## BEGIN EXTRACT PROVIDED
I had a 9 cord permit for wood up in the forest. I had 1.5 cords worth of tags left - my last trip (1.5 would be a big load for me). I knew of a tree - a dead Lodgepole pine. But there was a problem. A large living Quaking Aspen had uprooted and was now leaning against the dead standing pine (~60 degree angle). Both were big trees (not huge). Moreover the aspen was leaning against the pine in the opposite direction I wanted to fell it. If I cut the pine that aspen is coming down, too. Where? Who knows? This could get dangerous. The aspen needs to come down first.
I noticed another smaller dead pine staggered to the right about 15 feet away from the large pine. I decide to take it too. If I could get the aspen to fall off of the large pine, I bet it would stumble right into this smaller pine and get hung up again. What to do? My plan - first cut the small pine, next the aspen, and finally the target tree, the big pine. Time consuming, yes. I don't know what that leaner is going to do if I cut my target tree first, and I don't know what happens to the target tree with that leaner pushing on it. If it goes in the wrong direction I have tripled my work load (I'm trying to drop the pines toward the dirt road).
So, I drop the little pine (20") base. It goes where I want it to go - towards the road. These trees are really dry. The tops are full of small branches and pine cones. The tree goes down - thump! The top branches shatter into bits and pieces laying a 2 inch layer of twigs and cones across the road. Now I can try to get the large aspen to roll off to the right of the big pine. I'm not suppose to cut living trees. But this storm-falling aspen was saved from death by getting caught in the pine. It's a goner.
I start by making the uncomfortable 4' up the trunk diagonal cut on the leaner. As the cuts are made, this aspen tree just keeps plopping down without falling. On the second or third chunk cut I get sloppy and pin my chainsaw bar. I go back to the truck and grab another saw. I get back to the aspen, and try to fire up the Dolmar. No go. I check for fuel - no fuel. Back to the truck. On the way, it occurs to me that maybe I could just use a strap and tug the bottom of the aspen loose so it will fall. Okay, I'll try this.
## END EXTRACT PROVIDED
> STATED PROBLEM 1
Extract the passage from the firewood-cutting account, starting with "I start by making" and going on through "I'll try this.".
> STATED PROBLEM 2
Extend the firewood-cutting account from the point where it stops.
## BEGIN DATASET ENTRIES
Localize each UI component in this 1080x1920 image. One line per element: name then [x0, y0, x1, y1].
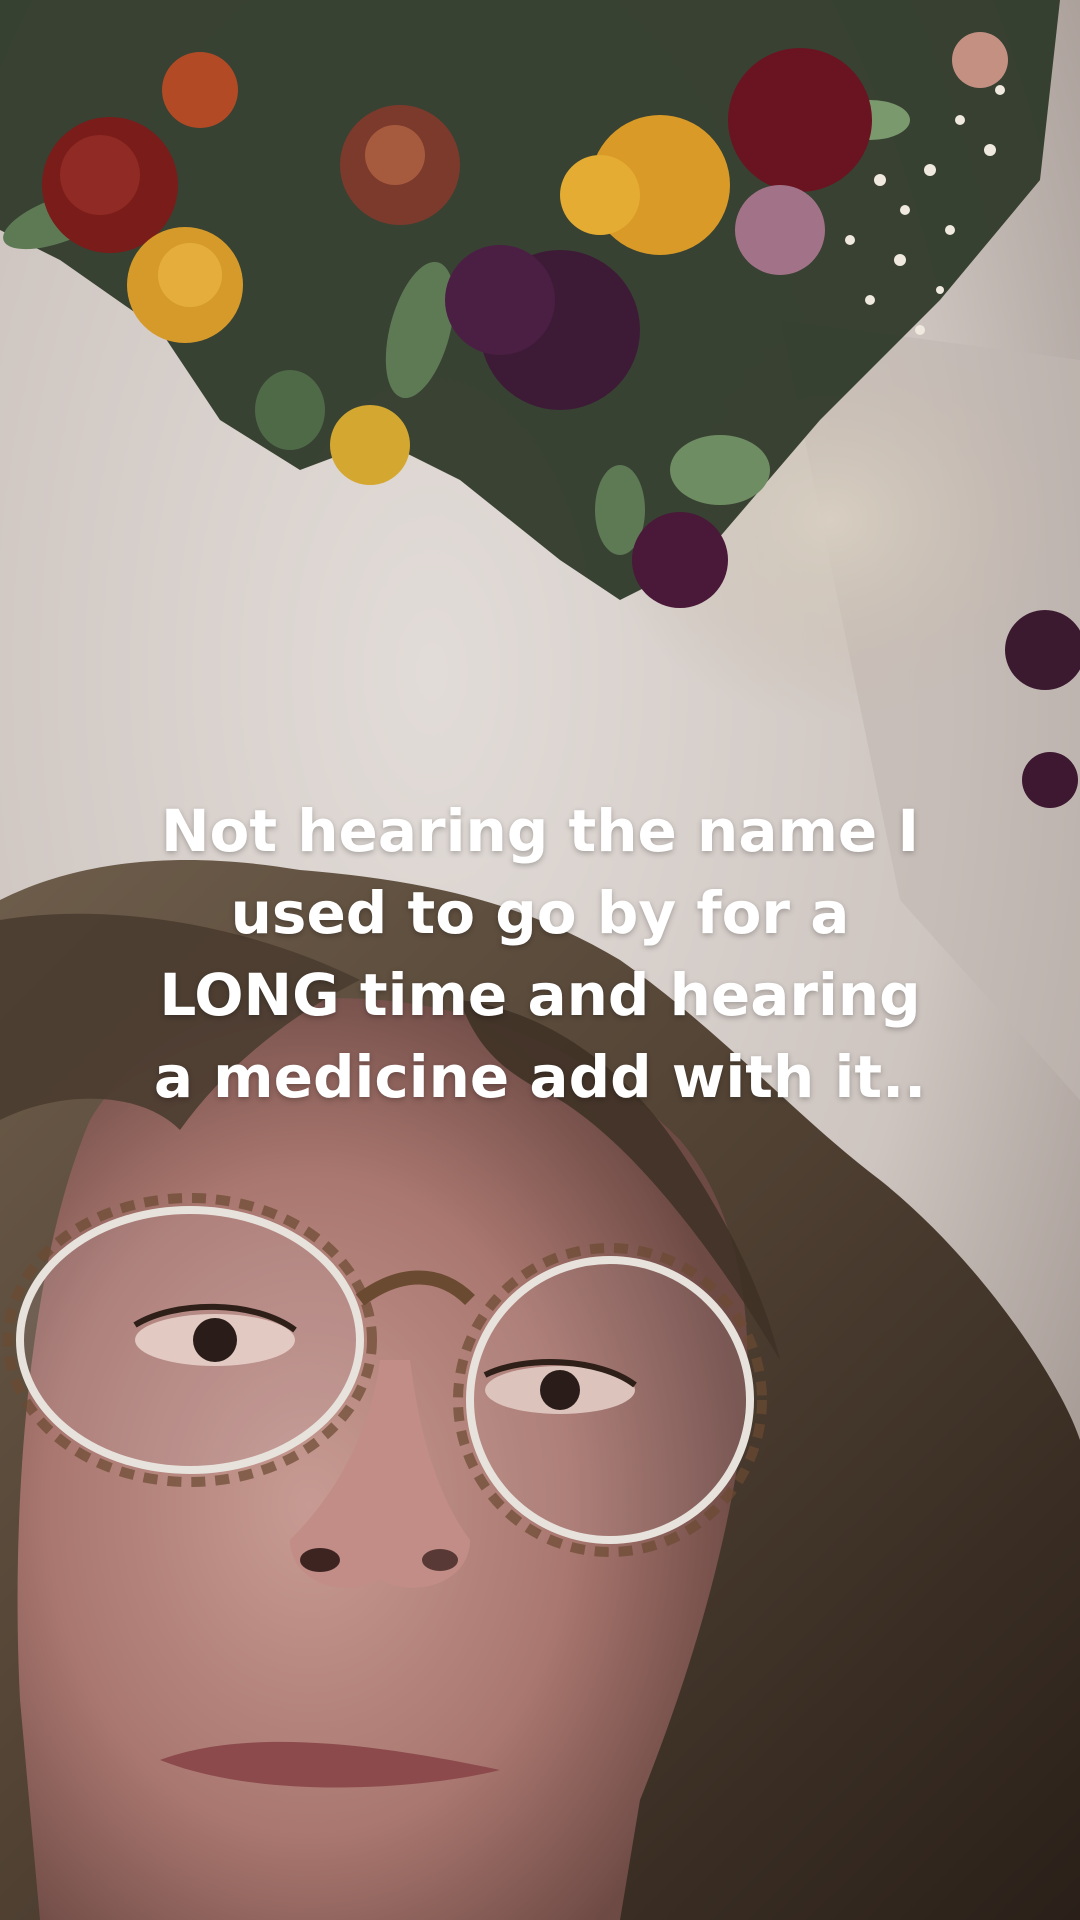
caption-line: LONG time and hearing: [159, 961, 921, 1029]
story-caption: Not hearing the name I used to go by for…: [90, 790, 990, 1118]
caption-line: used to go by for a: [230, 879, 850, 947]
caption-line: Not hearing the name I: [160, 797, 920, 865]
story-frame: Not hearing the name I used to go by for…: [0, 0, 1080, 1920]
caption-line: a medicine add with it..: [153, 1043, 927, 1111]
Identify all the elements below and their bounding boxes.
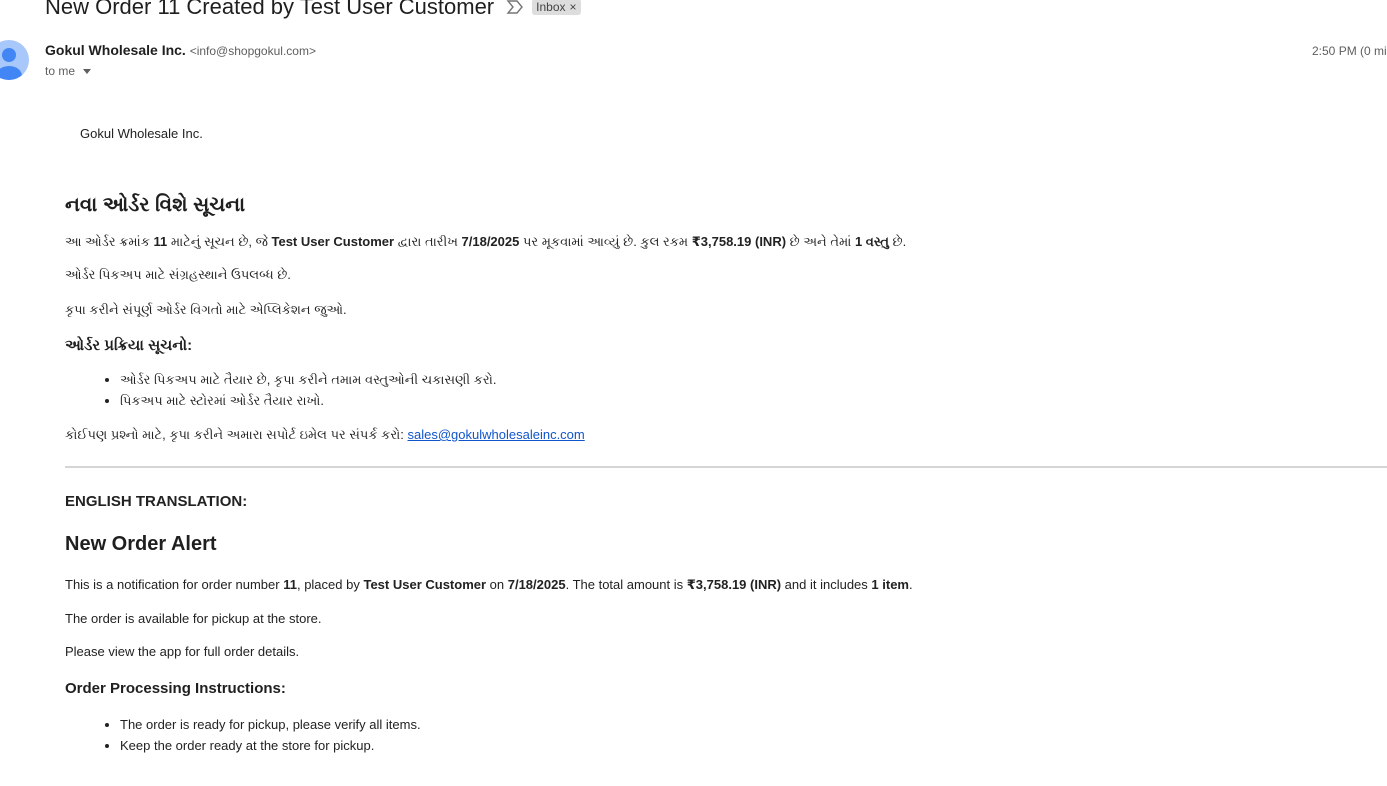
order-number: 11	[153, 234, 168, 249]
sender-row: Gokul Wholesale Inc. <info@shopgokul.com…	[45, 42, 316, 58]
english-pickup-note: The order is available for pickup at the…	[65, 611, 322, 626]
gujarati-heading: નવા ઓર્ડર વિશે સૂચના	[65, 194, 246, 216]
gujarati-view-app-note: કૃપા કરીને સંપૂર્ણ ઓર્ડર વિગતો માટે એપ્લ…	[65, 302, 347, 317]
email-timestamp: 2:50 PM (0 mi	[1312, 44, 1387, 58]
text-segment: , placed by	[296, 577, 364, 592]
order-amount: ₹3,758.19 (INR)	[691, 234, 787, 249]
remove-label-icon[interactable]: ×	[570, 0, 577, 14]
english-order-summary: This is a notification for order number …	[65, 576, 1387, 594]
text-segment: . The total amount is	[565, 577, 687, 592]
list-item: પિકઅપ માટે સ્ટોરમાં ઓર્ડર તૈયાર રાખો.	[120, 390, 1387, 411]
english-instructions-list: The order is ready for pickup, please ve…	[65, 714, 1387, 756]
english-view-app-note: Please view the app for full order detai…	[65, 644, 300, 659]
text-segment: પર મૂકવામાં આવ્યું છે. કુલ રકમ	[519, 234, 692, 249]
order-amount: ₹3,758.19 (INR)	[686, 577, 782, 592]
brand-name-text: Gokul Wholesale Inc.	[80, 126, 203, 141]
text-segment: છે અને તેમાં	[786, 234, 855, 249]
text-segment: દ્વારા તારીખ	[394, 234, 462, 249]
section-divider	[65, 466, 1387, 468]
recipient-label: to me	[45, 64, 76, 78]
support-email-link[interactable]: sales@gokulwholesaleinc.com	[408, 427, 585, 442]
sender-email: <info@shopgokul.com>	[189, 44, 316, 58]
caret-down-icon[interactable]	[83, 68, 92, 74]
subject-row: New Order 11 Created by Test User Custom…	[45, 0, 581, 22]
recipient-details-toggle[interactable]: to me	[45, 64, 92, 78]
important-marker-icon[interactable]	[506, 0, 524, 14]
inbox-label-badge[interactable]: Inbox ×	[532, 0, 581, 15]
gujarati-instructions-heading: ઓર્ડર પ્રક્રિયા સૂચનો:	[65, 337, 193, 354]
sender-avatar[interactable]	[0, 40, 29, 80]
contact-text: કોઈપણ પ્રશ્નો માટે, કૃપા કરીને અમારા સપો…	[65, 427, 408, 442]
text-segment: and it includes	[781, 577, 872, 592]
gujarati-pickup-note: ઓર્ડર પિકઅપ માટે સંગ્રહસ્થાને ઉપલબ્ધ છે.	[65, 267, 291, 282]
customer-name: Test User Customer	[271, 234, 395, 249]
inbox-label-text: Inbox	[536, 0, 566, 14]
customer-name: Test User Customer	[363, 577, 487, 592]
email-body: નવા ઓર્ડર વિશે સૂચના આ ઓર્ડર ક્રમાંક 11 …	[65, 190, 1387, 756]
text-segment: on	[486, 577, 508, 592]
list-item: Keep the order ready at the store for pi…	[120, 735, 1387, 756]
gujarati-contact-line: કોઈપણ પ્રશ્નો માટે, કૃપા કરીને અમારા સપો…	[65, 426, 1387, 444]
order-number: 11	[283, 577, 297, 592]
list-item: The order is ready for pickup, please ve…	[120, 714, 1387, 735]
order-date: 7/18/2025	[507, 577, 566, 592]
email-subject: New Order 11 Created by Test User Custom…	[45, 0, 495, 19]
order-date: 7/18/2025	[461, 234, 520, 249]
english-instructions-heading: Order Processing Instructions:	[65, 680, 286, 697]
text-segment: This is a notification for order number	[65, 577, 284, 592]
gujarati-instructions-list: ઓર્ડર પિકઅપ માટે તૈયાર છે, કૃપા કરીને તમ…	[65, 369, 1387, 411]
item-count: 1 વસ્તુ	[854, 234, 889, 249]
text-segment: છે.	[888, 234, 907, 249]
item-count: 1 item	[871, 577, 909, 592]
gujarati-order-summary: આ ઓર્ડર ક્રમાંક 11 માટેનું સૂચન છે, જે T…	[65, 233, 1387, 251]
translation-label: ENGLISH TRANSLATION:	[65, 493, 248, 510]
text-segment: માટેનું સૂચન છે, જે	[167, 234, 272, 249]
english-heading: New Order Alert	[65, 533, 217, 555]
sender-name[interactable]: Gokul Wholesale Inc.	[45, 42, 186, 58]
list-item: ઓર્ડર પિકઅપ માટે તૈયાર છે, કૃપા કરીને તમ…	[120, 369, 1387, 390]
text-segment: આ ઓર્ડર ક્રમાંક	[65, 234, 154, 249]
text-segment: .	[908, 577, 913, 592]
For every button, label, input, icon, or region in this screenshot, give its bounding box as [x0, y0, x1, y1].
## END DATASET ENTRIES
> WRITTEN REPLY 1
I start by making the uncomfortable 4' up the trunk diagonal cut on the leaner. As the cuts are made, this aspen tree just keeps plopping down without falling. On the second or third chunk cut I get sloppy and pin my chainsaw bar. I go back to the truck and grab another saw. I get back to the aspen, and try to fire up the Dolmar. No go. I check for fuel - no fuel. Back to the truck. On the way, it occurs to me that maybe I could just use a strap and tug the bottom of the aspen loose so it will fall. Okay, I'll try this.

> WRITTEN REPLY 2
After several pulls with the truck, I eventually get the aspen to fall. It goes to the right and falls right on top of the downed small pine. I think, 'I'll take some of that aspen if I need extra wood to reach the 1.5 cord limit.' (Little did I know that I wouldn't even be able to harvest all of the small pine much less the aspen). Next, I drop the large pine. I'm off. I was trying to send it towards the road but not across the road - but I'm 30 degrees off and it falls on the road across the top of the other small pine - thump! Now there is a 4" layer of twigs and cones across the road.
I buck up the large pine. Most of the rounds are big. I can see I need to do a better job of estimating the cordage in a tree. This one tree pretty much fills my trailer (6.5' x 11') with stacked rounds two high (32"). I'm use to smaller trees. Darn, I didn't realize there was that much wood in that big pine - it didn't look that big to me.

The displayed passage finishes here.